● **WRITTEN REQUEST**: What you return should match every record exactly, with the images removed.

>>>

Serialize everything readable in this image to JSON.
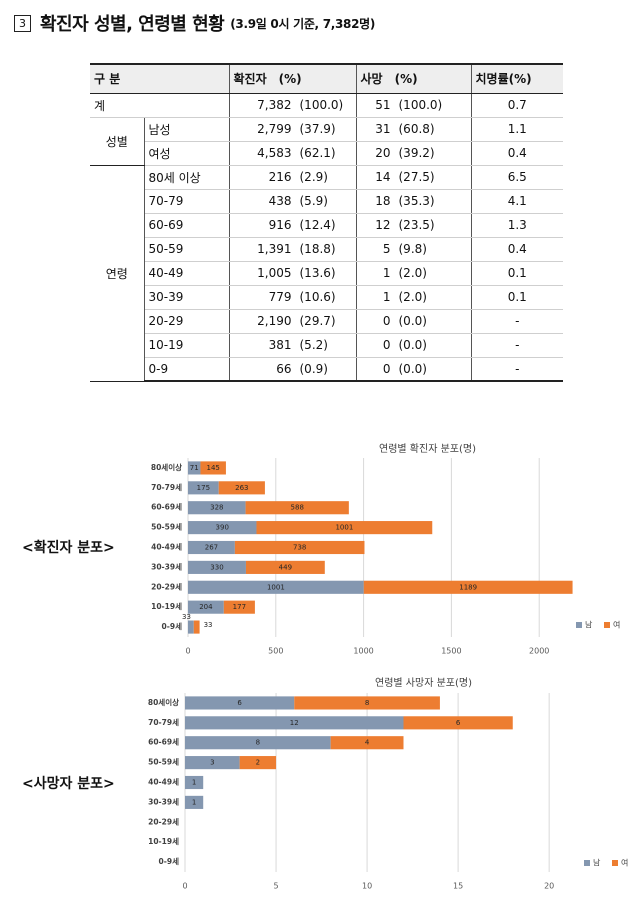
{
  "heading": {
    "number": "3",
    "title": "확진자 성별, 연령별 현황",
    "note": "(3.9일 0시 기준, 7,382명)"
  },
  "table": {
    "headers": {
      "category": "구 분",
      "confirmed": "확진자",
      "confirmed_pct": "(%)",
      "deaths": "사망",
      "deaths_pct": "(%)",
      "fatality": "치명률(%)"
    },
    "total": {
      "label": "계",
      "confirmed": "7,382",
      "confirmed_pct": "(100.0)",
      "deaths": "51",
      "deaths_pct": "(100.0)",
      "fatality": "0.7"
    },
    "sex_group": "성별",
    "sex_rows": [
      {
        "label": "남성",
        "confirmed": "2,799",
        "confirmed_pct": "(37.9)",
        "deaths": "31",
        "deaths_pct": "(60.8)",
        "fatality": "1.1"
      },
      {
        "label": "여성",
        "confirmed": "4,583",
        "confirmed_pct": "(62.1)",
        "deaths": "20",
        "deaths_pct": "(39.2)",
        "fatality": "0.4"
      }
    ],
    "age_group": "연령",
    "age_rows": [
      {
        "label": "80세 이상",
        "confirmed": "216",
        "confirmed_pct": "(2.9)",
        "deaths": "14",
        "deaths_pct": "(27.5)",
        "fatality": "6.5"
      },
      {
        "label": "70-79",
        "confirmed": "438",
        "confirmed_pct": "(5.9)",
        "deaths": "18",
        "deaths_pct": "(35.3)",
        "fatality": "4.1"
      },
      {
        "label": "60-69",
        "confirmed": "916",
        "confirmed_pct": "(12.4)",
        "deaths": "12",
        "deaths_pct": "(23.5)",
        "fatality": "1.3"
      },
      {
        "label": "50-59",
        "confirmed": "1,391",
        "confirmed_pct": "(18.8)",
        "deaths": "5",
        "deaths_pct": "(9.8)",
        "fatality": "0.4"
      },
      {
        "label": "40-49",
        "confirmed": "1,005",
        "confirmed_pct": "(13.6)",
        "deaths": "1",
        "deaths_pct": "(2.0)",
        "fatality": "0.1"
      },
      {
        "label": "30-39",
        "confirmed": "779",
        "confirmed_pct": "(10.6)",
        "deaths": "1",
        "deaths_pct": "(2.0)",
        "fatality": "0.1"
      },
      {
        "label": "20-29",
        "confirmed": "2,190",
        "confirmed_pct": "(29.7)",
        "deaths": "0",
        "deaths_pct": "(0.0)",
        "fatality": "-"
      },
      {
        "label": "10-19",
        "confirmed": "381",
        "confirmed_pct": "(5.2)",
        "deaths": "0",
        "deaths_pct": "(0.0)",
        "fatality": "-"
      },
      {
        "label": "0-9",
        "confirmed": "66",
        "confirmed_pct": "(0.9)",
        "deaths": "0",
        "deaths_pct": "(0.0)",
        "fatality": "-"
      }
    ]
  },
  "labels": {
    "confirmed_chart": "<확진자 분포>",
    "death_chart": "<사망자 분포>"
  },
  "colors": {
    "male": "#8497b0",
    "female": "#ed7d31",
    "grid": "#d9d9d9"
  },
  "chart_data": [
    {
      "type": "bar",
      "orientation": "horizontal",
      "stacked": true,
      "title": "연령별 확진자 분포(명)",
      "categories": [
        "80세이상",
        "70-79세",
        "60-69세",
        "50-59세",
        "40-49세",
        "30-39세",
        "20-29세",
        "10-19세",
        "0-9세"
      ],
      "series": [
        {
          "name": "남",
          "values": [
            71,
            175,
            328,
            390,
            267,
            330,
            1001,
            204,
            33
          ]
        },
        {
          "name": "여",
          "values": [
            145,
            263,
            588,
            1001,
            738,
            449,
            1189,
            177,
            33
          ]
        }
      ],
      "xlim": [
        0,
        2500
      ],
      "xticks": [
        0,
        500,
        1000,
        1500,
        2000
      ],
      "legend": "bottom-right",
      "grid": true
    },
    {
      "type": "bar",
      "orientation": "horizontal",
      "stacked": true,
      "title": "연령별 사망자 분포(명)",
      "categories": [
        "80세이상",
        "70-79세",
        "60-69세",
        "50-59세",
        "40-49세",
        "30-39세",
        "20-29세",
        "10-19세",
        "0-9세"
      ],
      "series": [
        {
          "name": "남",
          "values": [
            6,
            12,
            8,
            3,
            1,
            1,
            0,
            0,
            0
          ]
        },
        {
          "name": "여",
          "values": [
            8,
            6,
            4,
            2,
            0,
            0,
            0,
            0,
            0
          ]
        }
      ],
      "xlim": [
        0,
        24
      ],
      "xticks": [
        0,
        5,
        10,
        15,
        20
      ],
      "legend": "bottom-right",
      "grid": true
    }
  ]
}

<<<

● **IN RESPONSE**:
Serialize everything readable in this image to JSON.
{
  "heading": {
    "number": "3",
    "title": "확진자 성별, 연령별 현황",
    "note": "(3.9일 0시 기준, 7,382명)"
  },
  "table": {
    "headers": {
      "category": "구 분",
      "confirmed": "확진자",
      "confirmed_pct": "(%)",
      "deaths": "사망",
      "deaths_pct": "(%)",
      "fatality": "치명률(%)"
    },
    "total": {
      "label": "계",
      "confirmed": "7,382",
      "confirmed_pct": "(100.0)",
      "deaths": "51",
      "deaths_pct": "(100.0)",
      "fatality": "0.7"
    },
    "sex_group": "성별",
    "sex_rows": [
      {
        "label": "남성",
        "confirmed": "2,799",
        "confirmed_pct": "(37.9)",
        "deaths": "31",
        "deaths_pct": "(60.8)",
        "fatality": "1.1"
      },
      {
        "label": "여성",
        "confirmed": "4,583",
        "confirmed_pct": "(62.1)",
        "deaths": "20",
        "deaths_pct": "(39.2)",
        "fatality": "0.4"
      }
    ],
    "age_group": "연령",
    "age_rows": [
      {
        "label": "80세 이상",
        "confirmed": "216",
        "confirmed_pct": "(2.9)",
        "deaths": "14",
        "deaths_pct": "(27.5)",
        "fatality": "6.5"
      },
      {
        "label": "70-79",
        "confirmed": "438",
        "confirmed_pct": "(5.9)",
        "deaths": "18",
        "deaths_pct": "(35.3)",
        "fatality": "4.1"
      },
      {
        "label": "60-69",
        "confirmed": "916",
        "confirmed_pct": "(12.4)",
        "deaths": "12",
        "deaths_pct": "(23.5)",
        "fatality": "1.3"
      },
      {
        "label": "50-59",
        "confirmed": "1,391",
        "confirmed_pct": "(18.8)",
        "deaths": "5",
        "deaths_pct": "(9.8)",
        "fatality": "0.4"
      },
      {
        "label": "40-49",
        "confirmed": "1,005",
        "confirmed_pct": "(13.6)",
        "deaths": "1",
        "deaths_pct": "(2.0)",
        "fatality": "0.1"
      },
      {
        "label": "30-39",
        "confirmed": "779",
        "confirmed_pct": "(10.6)",
        "deaths": "1",
        "deaths_pct": "(2.0)",
        "fatality": "0.1"
      },
      {
        "label": "20-29",
        "confirmed": "2,190",
        "confirmed_pct": "(29.7)",
        "deaths": "0",
        "deaths_pct": "(0.0)",
        "fatality": "-"
      },
      {
        "label": "10-19",
        "confirmed": "381",
        "confirmed_pct": "(5.2)",
        "deaths": "0",
        "deaths_pct": "(0.0)",
        "fatality": "-"
      },
      {
        "label": "0-9",
        "confirmed": "66",
        "confirmed_pct": "(0.9)",
        "deaths": "0",
        "deaths_pct": "(0.0)",
        "fatality": "-"
      }
    ]
  },
  "labels": {
    "confirmed_chart": "<확진자 분포>",
    "death_chart": "<사망자 분포>"
  },
  "colors": {
    "male": "#8497b0",
    "female": "#ed7d31",
    "grid": "#d9d9d9"
  },
  "chart_data": [
    {
      "type": "bar",
      "orientation": "horizontal",
      "stacked": true,
      "title": "연령별 확진자 분포(명)",
      "categories": [
        "80세이상",
        "70-79세",
        "60-69세",
        "50-59세",
        "40-49세",
        "30-39세",
        "20-29세",
        "10-19세",
        "0-9세"
      ],
      "series": [
        {
          "name": "남",
          "values": [
            71,
            175,
            328,
            390,
            267,
            330,
            1001,
            204,
            33
          ]
        },
        {
          "name": "여",
          "values": [
            145,
            263,
            588,
            1001,
            738,
            449,
            1189,
            177,
            33
          ]
        }
      ],
      "xlim": [
        0,
        2500
      ],
      "xticks": [
        0,
        500,
        1000,
        1500,
        2000
      ],
      "legend": "bottom-right",
      "grid": true
    },
    {
      "type": "bar",
      "orientation": "horizontal",
      "stacked": true,
      "title": "연령별 사망자 분포(명)",
      "categories": [
        "80세이상",
        "70-79세",
        "60-69세",
        "50-59세",
        "40-49세",
        "30-39세",
        "20-29세",
        "10-19세",
        "0-9세"
      ],
      "series": [
        {
          "name": "남",
          "values": [
            6,
            12,
            8,
            3,
            1,
            1,
            0,
            0,
            0
          ]
        },
        {
          "name": "여",
          "values": [
            8,
            6,
            4,
            2,
            0,
            0,
            0,
            0,
            0
          ]
        }
      ],
      "xlim": [
        0,
        24
      ],
      "xticks": [
        0,
        5,
        10,
        15,
        20
      ],
      "legend": "bottom-right",
      "grid": true
    }
  ]
}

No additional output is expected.